─── DATA FOR THE TASK

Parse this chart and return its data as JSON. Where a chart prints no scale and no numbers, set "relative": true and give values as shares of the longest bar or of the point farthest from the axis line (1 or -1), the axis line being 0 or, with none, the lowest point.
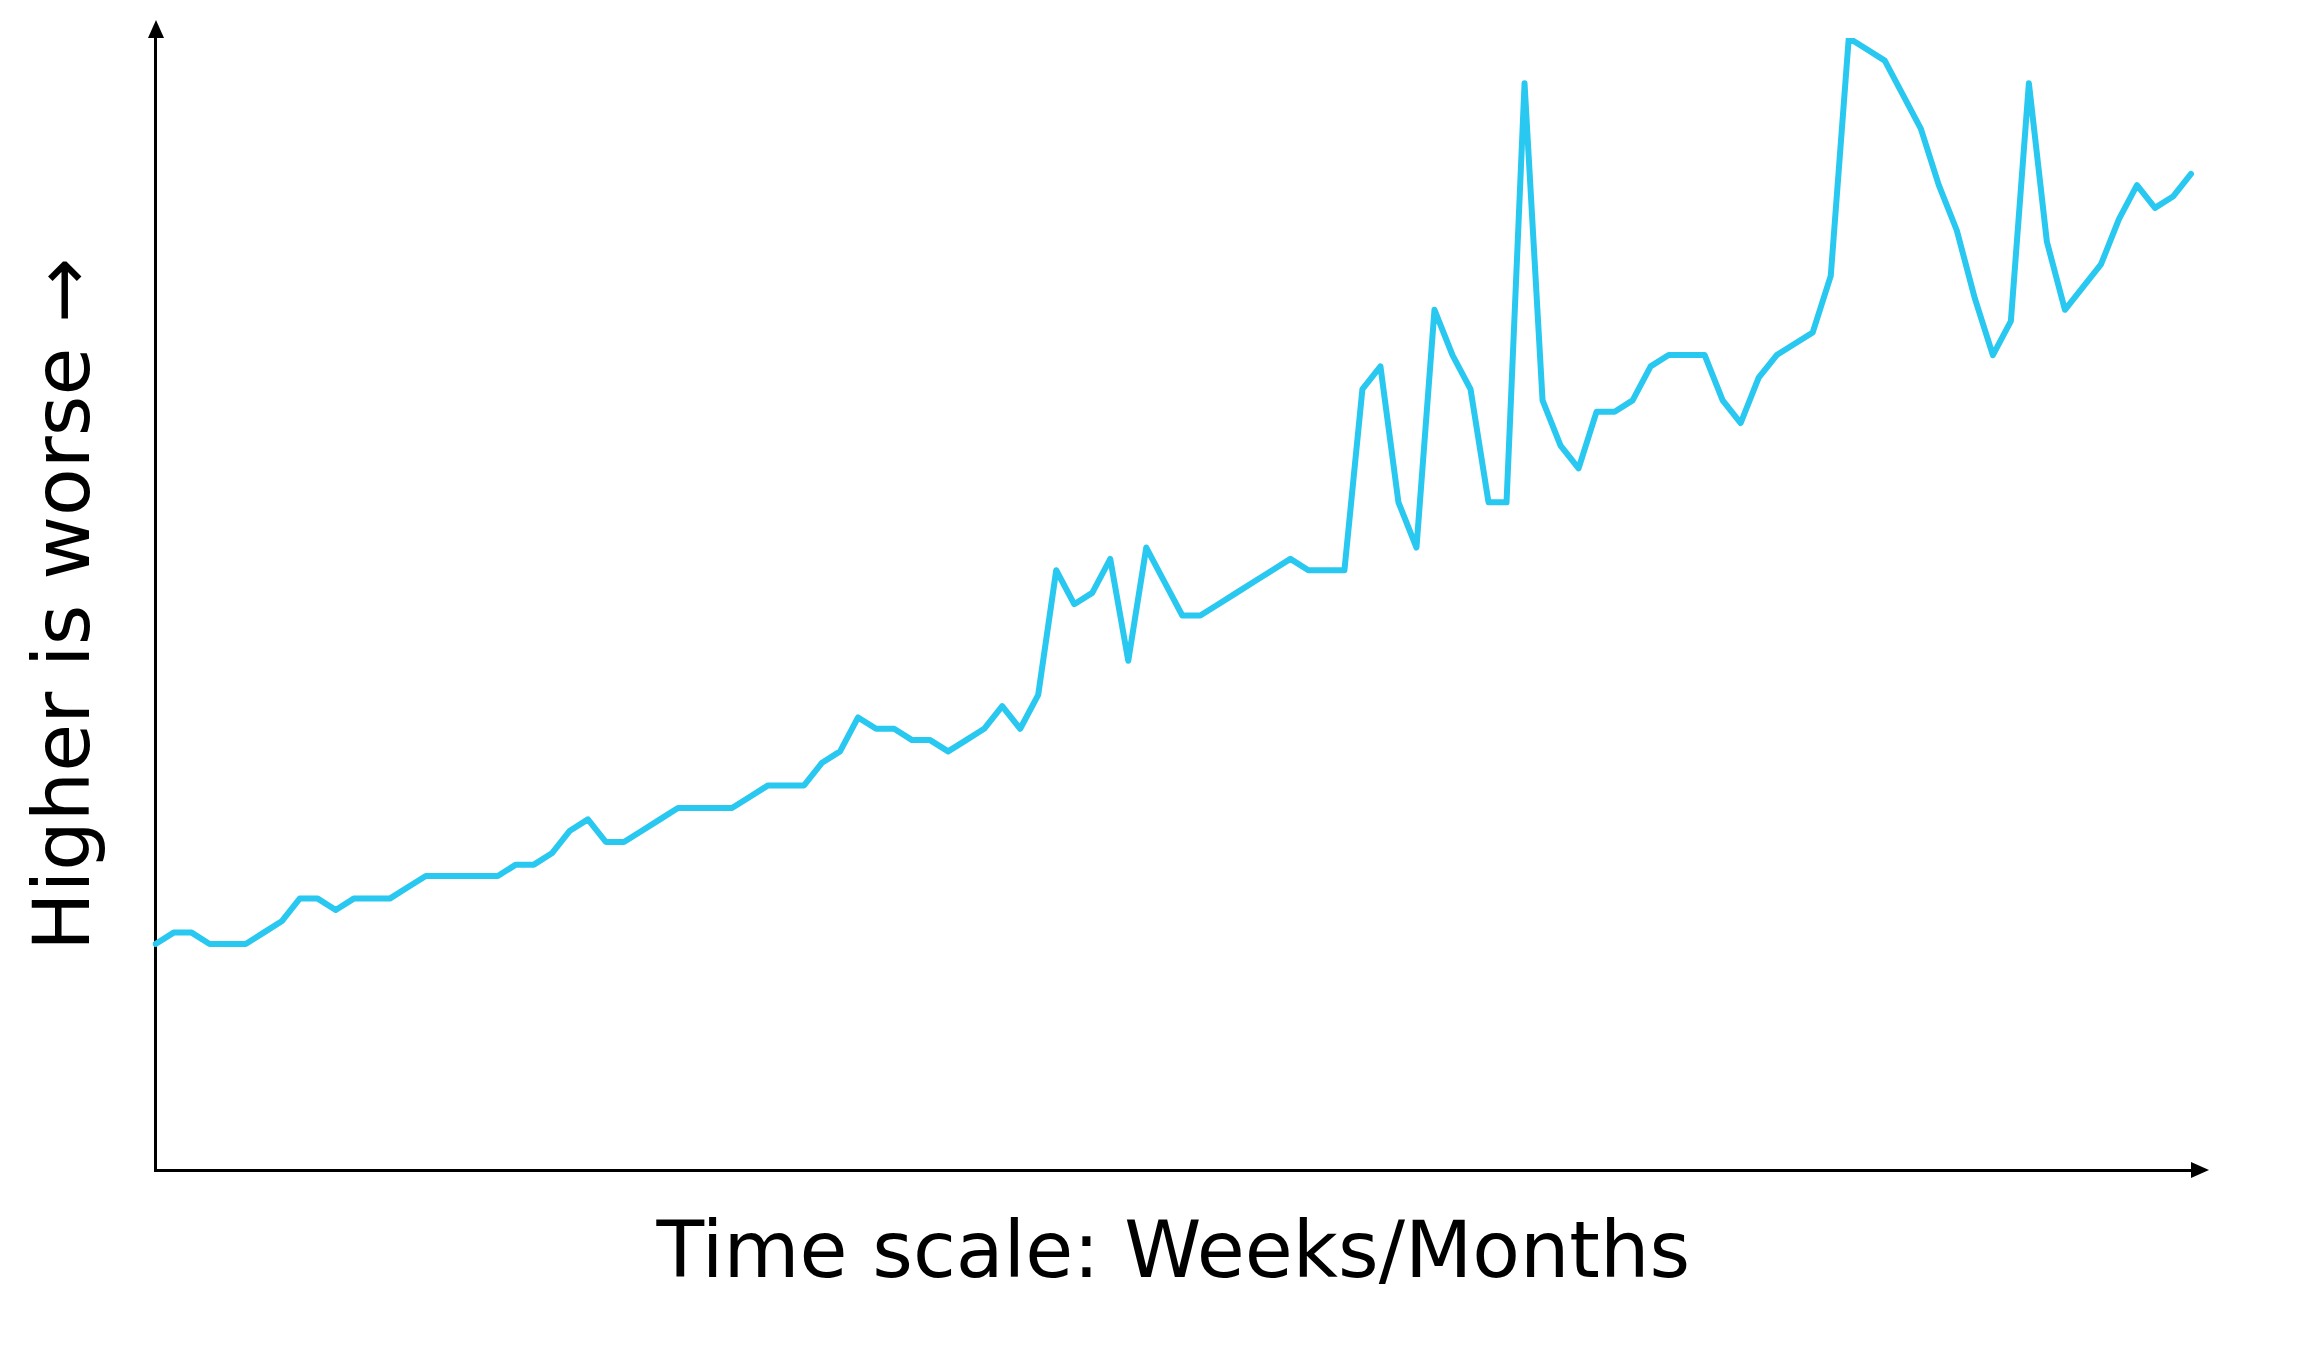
{
  "chart_data": {
    "type": "line",
    "xlabel": "Time scale: Weeks/Months",
    "ylabel": "Higher is worse →",
    "relative": true,
    "categories": [
      null,
      null,
      null,
      null,
      null,
      null,
      null,
      null,
      null,
      null,
      null,
      null,
      null,
      null,
      null,
      null,
      null,
      null,
      null,
      null,
      null,
      null,
      null,
      null,
      null,
      null,
      null,
      null,
      null,
      null,
      null,
      null,
      null,
      null,
      null,
      null,
      null,
      null,
      null,
      null,
      null,
      null,
      null,
      null,
      null,
      null,
      null,
      null,
      null,
      null,
      null,
      null,
      null,
      null,
      null,
      null,
      null,
      null,
      null,
      null,
      null,
      null,
      null,
      null,
      null,
      null,
      null,
      null,
      null,
      null,
      null,
      null,
      null,
      null,
      null,
      null,
      null,
      null,
      null,
      null,
      null,
      null,
      null,
      null,
      null,
      null,
      null,
      null,
      null,
      null,
      null,
      null,
      null,
      null,
      null,
      null,
      null,
      null,
      null,
      null,
      null,
      null,
      null,
      null,
      null,
      null,
      null,
      null,
      null,
      null,
      null,
      null,
      null,
      null
    ],
    "series": [
      {
        "color": "#29c8f0",
        "values": [
          0.2,
          0.21,
          0.21,
          0.2,
          0.2,
          0.2,
          0.21,
          0.22,
          0.24,
          0.24,
          0.23,
          0.24,
          0.24,
          0.24,
          0.25,
          0.26,
          0.26,
          0.26,
          0.26,
          0.26,
          0.27,
          0.27,
          0.28,
          0.3,
          0.31,
          0.29,
          0.29,
          0.3,
          0.31,
          0.32,
          0.32,
          0.32,
          0.32,
          0.33,
          0.34,
          0.34,
          0.34,
          0.36,
          0.37,
          0.4,
          0.39,
          0.39,
          0.38,
          0.38,
          0.37,
          0.38,
          0.39,
          0.41,
          0.39,
          0.42,
          0.53,
          0.5,
          0.51,
          0.54,
          0.45,
          0.55,
          0.52,
          0.49,
          0.49,
          0.5,
          0.51,
          0.52,
          0.53,
          0.54,
          0.53,
          0.53,
          0.53,
          0.69,
          0.71,
          0.59,
          0.55,
          0.76,
          0.72,
          0.69,
          0.59,
          0.59,
          0.96,
          0.68,
          0.64,
          0.62,
          0.67,
          0.67,
          0.68,
          0.71,
          0.72,
          0.72,
          0.72,
          0.68,
          0.66,
          0.7,
          0.72,
          0.73,
          0.74,
          0.79,
          1.0,
          0.99,
          0.98,
          0.95,
          0.92,
          0.87,
          0.83,
          0.77,
          0.72,
          0.75,
          0.96,
          0.82,
          0.76,
          0.78,
          0.8,
          0.84,
          0.87,
          0.85,
          0.86,
          0.88
        ]
      }
    ]
  }
}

──────

■ REQUIRED WORK ■
Write every entry out again exactly, dropping the pictures.

■ OUTPUT BELOW ■
Parse this chart and return its data as JSON. Where a chart prints no scale and no numbers, set "relative": true and give values as shares of the longest bar or of the point farthest from the axis line (1 or -1), the axis line being 0 or, with none, the lowest point.
{
  "chart_data": {
    "type": "line",
    "xlabel": "Time scale: Weeks/Months",
    "ylabel": "Higher is worse →",
    "relative": true,
    "categories": [
      null,
      null,
      null,
      null,
      null,
      null,
      null,
      null,
      null,
      null,
      null,
      null,
      null,
      null,
      null,
      null,
      null,
      null,
      null,
      null,
      null,
      null,
      null,
      null,
      null,
      null,
      null,
      null,
      null,
      null,
      null,
      null,
      null,
      null,
      null,
      null,
      null,
      null,
      null,
      null,
      null,
      null,
      null,
      null,
      null,
      null,
      null,
      null,
      null,
      null,
      null,
      null,
      null,
      null,
      null,
      null,
      null,
      null,
      null,
      null,
      null,
      null,
      null,
      null,
      null,
      null,
      null,
      null,
      null,
      null,
      null,
      null,
      null,
      null,
      null,
      null,
      null,
      null,
      null,
      null,
      null,
      null,
      null,
      null,
      null,
      null,
      null,
      null,
      null,
      null,
      null,
      null,
      null,
      null,
      null,
      null,
      null,
      null,
      null,
      null,
      null,
      null,
      null,
      null,
      null,
      null,
      null,
      null,
      null,
      null,
      null,
      null,
      null,
      null
    ],
    "series": [
      {
        "color": "#29c8f0",
        "values": [
          0.2,
          0.21,
          0.21,
          0.2,
          0.2,
          0.2,
          0.21,
          0.22,
          0.24,
          0.24,
          0.23,
          0.24,
          0.24,
          0.24,
          0.25,
          0.26,
          0.26,
          0.26,
          0.26,
          0.26,
          0.27,
          0.27,
          0.28,
          0.3,
          0.31,
          0.29,
          0.29,
          0.3,
          0.31,
          0.32,
          0.32,
          0.32,
          0.32,
          0.33,
          0.34,
          0.34,
          0.34,
          0.36,
          0.37,
          0.4,
          0.39,
          0.39,
          0.38,
          0.38,
          0.37,
          0.38,
          0.39,
          0.41,
          0.39,
          0.42,
          0.53,
          0.5,
          0.51,
          0.54,
          0.45,
          0.55,
          0.52,
          0.49,
          0.49,
          0.5,
          0.51,
          0.52,
          0.53,
          0.54,
          0.53,
          0.53,
          0.53,
          0.69,
          0.71,
          0.59,
          0.55,
          0.76,
          0.72,
          0.69,
          0.59,
          0.59,
          0.96,
          0.68,
          0.64,
          0.62,
          0.67,
          0.67,
          0.68,
          0.71,
          0.72,
          0.72,
          0.72,
          0.68,
          0.66,
          0.7,
          0.72,
          0.73,
          0.74,
          0.79,
          1.0,
          0.99,
          0.98,
          0.95,
          0.92,
          0.87,
          0.83,
          0.77,
          0.72,
          0.75,
          0.96,
          0.82,
          0.76,
          0.78,
          0.8,
          0.84,
          0.87,
          0.85,
          0.86,
          0.88
        ]
      }
    ]
  }
}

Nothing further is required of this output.